═══ Given information

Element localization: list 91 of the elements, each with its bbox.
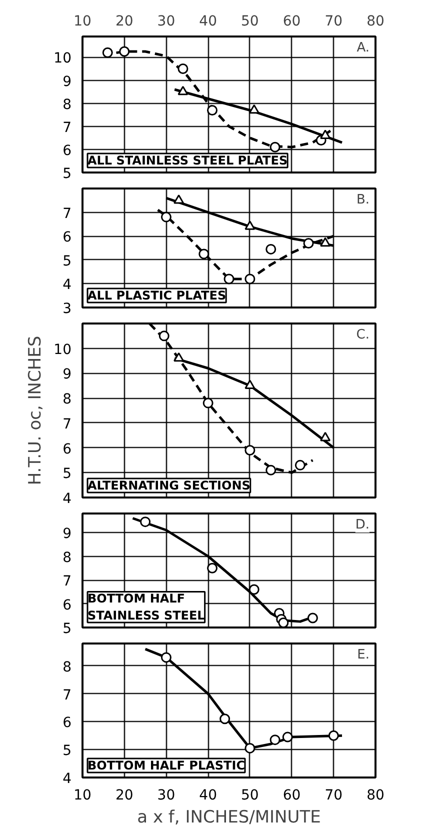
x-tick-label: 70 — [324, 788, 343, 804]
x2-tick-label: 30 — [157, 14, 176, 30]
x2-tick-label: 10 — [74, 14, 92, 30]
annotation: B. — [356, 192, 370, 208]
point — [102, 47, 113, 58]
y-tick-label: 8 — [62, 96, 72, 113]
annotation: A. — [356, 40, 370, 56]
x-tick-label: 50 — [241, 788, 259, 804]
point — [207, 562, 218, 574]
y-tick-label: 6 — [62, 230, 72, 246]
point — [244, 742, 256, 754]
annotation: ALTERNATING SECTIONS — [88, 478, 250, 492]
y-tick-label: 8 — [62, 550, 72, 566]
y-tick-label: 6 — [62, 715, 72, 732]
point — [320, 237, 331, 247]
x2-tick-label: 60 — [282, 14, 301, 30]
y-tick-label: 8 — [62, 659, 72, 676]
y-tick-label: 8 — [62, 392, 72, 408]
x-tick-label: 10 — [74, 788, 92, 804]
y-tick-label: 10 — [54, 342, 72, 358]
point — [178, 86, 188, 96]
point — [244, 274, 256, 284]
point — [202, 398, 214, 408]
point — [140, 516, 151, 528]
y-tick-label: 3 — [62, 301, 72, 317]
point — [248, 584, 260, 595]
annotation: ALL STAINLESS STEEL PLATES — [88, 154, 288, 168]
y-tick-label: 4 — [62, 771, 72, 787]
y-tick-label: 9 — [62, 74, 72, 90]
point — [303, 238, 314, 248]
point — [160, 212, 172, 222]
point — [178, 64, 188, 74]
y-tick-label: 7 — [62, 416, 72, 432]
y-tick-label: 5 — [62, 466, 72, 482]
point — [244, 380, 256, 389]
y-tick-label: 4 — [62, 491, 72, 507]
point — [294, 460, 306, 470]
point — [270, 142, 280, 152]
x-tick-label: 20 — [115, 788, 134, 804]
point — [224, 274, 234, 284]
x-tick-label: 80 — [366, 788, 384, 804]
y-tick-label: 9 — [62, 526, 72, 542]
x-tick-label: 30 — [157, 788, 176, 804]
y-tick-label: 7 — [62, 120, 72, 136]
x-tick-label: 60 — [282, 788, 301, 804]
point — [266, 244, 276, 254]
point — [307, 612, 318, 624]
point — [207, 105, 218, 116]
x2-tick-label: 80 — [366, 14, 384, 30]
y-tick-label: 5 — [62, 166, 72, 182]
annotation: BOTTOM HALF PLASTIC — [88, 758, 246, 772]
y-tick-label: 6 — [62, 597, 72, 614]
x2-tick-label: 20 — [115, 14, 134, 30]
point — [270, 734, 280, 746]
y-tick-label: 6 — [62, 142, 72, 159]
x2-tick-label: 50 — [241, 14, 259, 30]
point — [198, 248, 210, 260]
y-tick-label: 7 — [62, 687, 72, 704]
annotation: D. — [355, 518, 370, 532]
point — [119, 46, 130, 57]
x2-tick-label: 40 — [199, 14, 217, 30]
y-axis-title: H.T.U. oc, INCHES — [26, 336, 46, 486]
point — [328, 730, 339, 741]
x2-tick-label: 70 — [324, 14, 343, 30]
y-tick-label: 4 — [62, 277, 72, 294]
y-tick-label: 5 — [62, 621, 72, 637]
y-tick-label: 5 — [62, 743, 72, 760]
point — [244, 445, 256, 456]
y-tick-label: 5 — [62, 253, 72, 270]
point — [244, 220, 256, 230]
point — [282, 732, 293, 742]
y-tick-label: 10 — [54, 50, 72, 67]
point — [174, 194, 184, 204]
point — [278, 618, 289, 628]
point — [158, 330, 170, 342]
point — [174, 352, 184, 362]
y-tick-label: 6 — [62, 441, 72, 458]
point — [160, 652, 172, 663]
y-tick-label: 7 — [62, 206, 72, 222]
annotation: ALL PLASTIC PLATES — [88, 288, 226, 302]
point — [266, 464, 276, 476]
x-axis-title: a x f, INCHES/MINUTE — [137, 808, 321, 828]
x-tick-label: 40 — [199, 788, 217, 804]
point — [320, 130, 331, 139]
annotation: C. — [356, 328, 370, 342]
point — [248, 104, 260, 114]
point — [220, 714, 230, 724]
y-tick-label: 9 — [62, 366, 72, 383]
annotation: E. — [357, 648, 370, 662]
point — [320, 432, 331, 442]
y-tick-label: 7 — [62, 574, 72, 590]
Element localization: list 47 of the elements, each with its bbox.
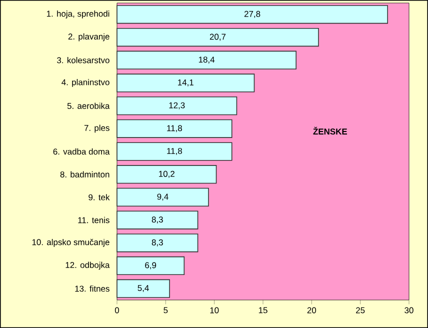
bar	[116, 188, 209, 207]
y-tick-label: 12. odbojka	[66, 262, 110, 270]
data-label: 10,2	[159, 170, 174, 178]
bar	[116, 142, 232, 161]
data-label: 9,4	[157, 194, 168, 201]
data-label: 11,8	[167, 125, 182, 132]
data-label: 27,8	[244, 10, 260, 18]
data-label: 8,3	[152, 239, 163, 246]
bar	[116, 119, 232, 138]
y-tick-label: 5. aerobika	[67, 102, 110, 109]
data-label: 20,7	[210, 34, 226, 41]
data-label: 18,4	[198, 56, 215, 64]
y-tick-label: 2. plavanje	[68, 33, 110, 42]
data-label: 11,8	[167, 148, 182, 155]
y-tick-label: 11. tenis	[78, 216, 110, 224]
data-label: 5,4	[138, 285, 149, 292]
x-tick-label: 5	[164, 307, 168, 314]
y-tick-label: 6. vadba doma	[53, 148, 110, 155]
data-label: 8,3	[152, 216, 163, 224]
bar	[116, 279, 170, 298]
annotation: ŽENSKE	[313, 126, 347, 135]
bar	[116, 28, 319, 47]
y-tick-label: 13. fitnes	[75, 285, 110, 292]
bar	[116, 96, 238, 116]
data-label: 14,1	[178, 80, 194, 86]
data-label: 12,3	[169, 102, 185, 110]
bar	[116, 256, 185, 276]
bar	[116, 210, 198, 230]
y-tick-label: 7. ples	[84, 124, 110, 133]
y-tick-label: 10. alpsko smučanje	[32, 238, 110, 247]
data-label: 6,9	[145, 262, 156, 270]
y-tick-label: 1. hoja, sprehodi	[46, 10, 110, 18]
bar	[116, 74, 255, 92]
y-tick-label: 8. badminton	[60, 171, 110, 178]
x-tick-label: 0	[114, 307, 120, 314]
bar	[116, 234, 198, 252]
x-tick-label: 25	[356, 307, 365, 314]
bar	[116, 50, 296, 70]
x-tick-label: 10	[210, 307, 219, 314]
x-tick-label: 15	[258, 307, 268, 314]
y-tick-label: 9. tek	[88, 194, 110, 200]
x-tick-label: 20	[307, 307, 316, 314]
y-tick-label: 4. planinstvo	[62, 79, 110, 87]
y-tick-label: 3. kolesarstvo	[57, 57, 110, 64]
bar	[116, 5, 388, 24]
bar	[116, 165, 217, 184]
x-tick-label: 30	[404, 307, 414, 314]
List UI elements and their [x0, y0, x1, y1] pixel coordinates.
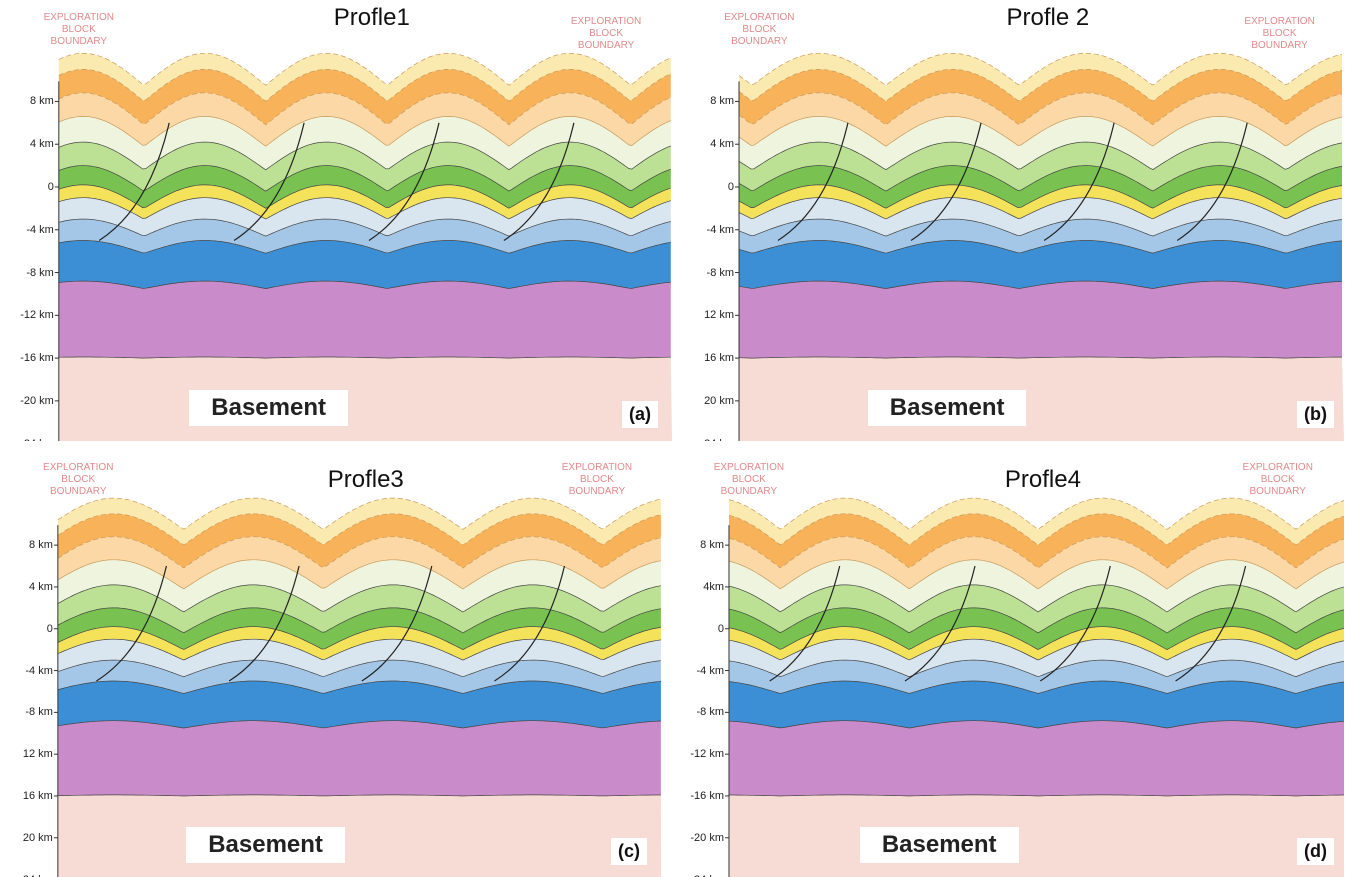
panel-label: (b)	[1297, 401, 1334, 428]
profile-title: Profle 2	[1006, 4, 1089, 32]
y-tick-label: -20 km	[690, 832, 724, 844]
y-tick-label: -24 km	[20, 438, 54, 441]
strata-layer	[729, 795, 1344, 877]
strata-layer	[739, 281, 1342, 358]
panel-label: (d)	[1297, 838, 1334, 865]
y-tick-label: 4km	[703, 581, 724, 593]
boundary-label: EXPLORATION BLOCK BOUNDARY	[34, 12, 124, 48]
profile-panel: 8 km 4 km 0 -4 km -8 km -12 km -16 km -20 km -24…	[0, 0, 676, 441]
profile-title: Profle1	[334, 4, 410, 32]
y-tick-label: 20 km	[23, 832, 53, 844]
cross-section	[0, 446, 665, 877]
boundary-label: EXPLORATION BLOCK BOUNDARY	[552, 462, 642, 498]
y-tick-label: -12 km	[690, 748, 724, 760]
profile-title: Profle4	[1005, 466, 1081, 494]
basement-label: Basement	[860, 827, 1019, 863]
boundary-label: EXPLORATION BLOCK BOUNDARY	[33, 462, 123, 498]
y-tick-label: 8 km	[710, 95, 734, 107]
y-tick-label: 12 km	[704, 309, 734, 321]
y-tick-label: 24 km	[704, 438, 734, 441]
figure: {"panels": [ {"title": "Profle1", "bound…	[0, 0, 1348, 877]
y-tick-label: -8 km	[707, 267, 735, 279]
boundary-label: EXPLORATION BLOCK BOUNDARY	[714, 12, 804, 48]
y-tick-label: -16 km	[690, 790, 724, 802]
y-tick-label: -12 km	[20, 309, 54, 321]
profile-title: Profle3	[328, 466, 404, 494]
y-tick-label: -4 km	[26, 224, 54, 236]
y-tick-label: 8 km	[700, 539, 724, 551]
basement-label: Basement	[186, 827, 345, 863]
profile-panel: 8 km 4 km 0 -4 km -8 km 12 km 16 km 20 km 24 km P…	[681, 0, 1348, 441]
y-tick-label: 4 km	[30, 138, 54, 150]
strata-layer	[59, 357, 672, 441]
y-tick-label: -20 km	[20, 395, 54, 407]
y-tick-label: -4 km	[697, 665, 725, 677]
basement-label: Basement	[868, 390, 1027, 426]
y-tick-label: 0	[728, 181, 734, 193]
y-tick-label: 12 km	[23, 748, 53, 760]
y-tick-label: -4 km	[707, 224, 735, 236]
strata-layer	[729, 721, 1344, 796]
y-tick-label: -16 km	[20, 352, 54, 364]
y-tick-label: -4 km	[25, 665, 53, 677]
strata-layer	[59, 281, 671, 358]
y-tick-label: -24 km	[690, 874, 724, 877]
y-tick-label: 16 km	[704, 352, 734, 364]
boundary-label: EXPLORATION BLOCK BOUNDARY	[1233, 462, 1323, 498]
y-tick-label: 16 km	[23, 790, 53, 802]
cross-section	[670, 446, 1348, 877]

══════

**What the task requires**
Reproduce, character for character, every line from the one containing "401, 1334, 428]" through the one containing "267, 735, 279]".

**Full output**
panel-label: (b)	[1297, 401, 1334, 428]
profile-title: Profle 2	[1006, 4, 1089, 32]
y-tick-label: -20 km	[690, 832, 724, 844]
y-tick-label: -24 km	[20, 438, 54, 441]
strata-layer	[729, 795, 1344, 877]
strata-layer	[739, 281, 1342, 358]
panel-label: (d)	[1297, 838, 1334, 865]
y-tick-label: 4km	[703, 581, 724, 593]
boundary-label: EXPLORATION BLOCK BOUNDARY	[34, 12, 124, 48]
profile-panel: 8 km 4 km 0 -4 km -8 km -12 km -16 km -20 km -24…	[0, 0, 676, 441]
profile-title: Profle1	[334, 4, 410, 32]
y-tick-label: 20 km	[23, 832, 53, 844]
cross-section	[0, 446, 665, 877]
boundary-label: EXPLORATION BLOCK BOUNDARY	[552, 462, 642, 498]
y-tick-label: -12 km	[690, 748, 724, 760]
profile-title: Profle4	[1005, 466, 1081, 494]
basement-label: Basement	[860, 827, 1019, 863]
boundary-label: EXPLORATION BLOCK BOUNDARY	[33, 462, 123, 498]
y-tick-label: 8 km	[710, 95, 734, 107]
y-tick-label: 12 km	[704, 309, 734, 321]
y-tick-label: 24 km	[704, 438, 734, 441]
figure: {"panels": [ {"title": "Profle1", "bound…	[0, 0, 1348, 877]
y-tick-label: -8 km	[707, 267, 735, 279]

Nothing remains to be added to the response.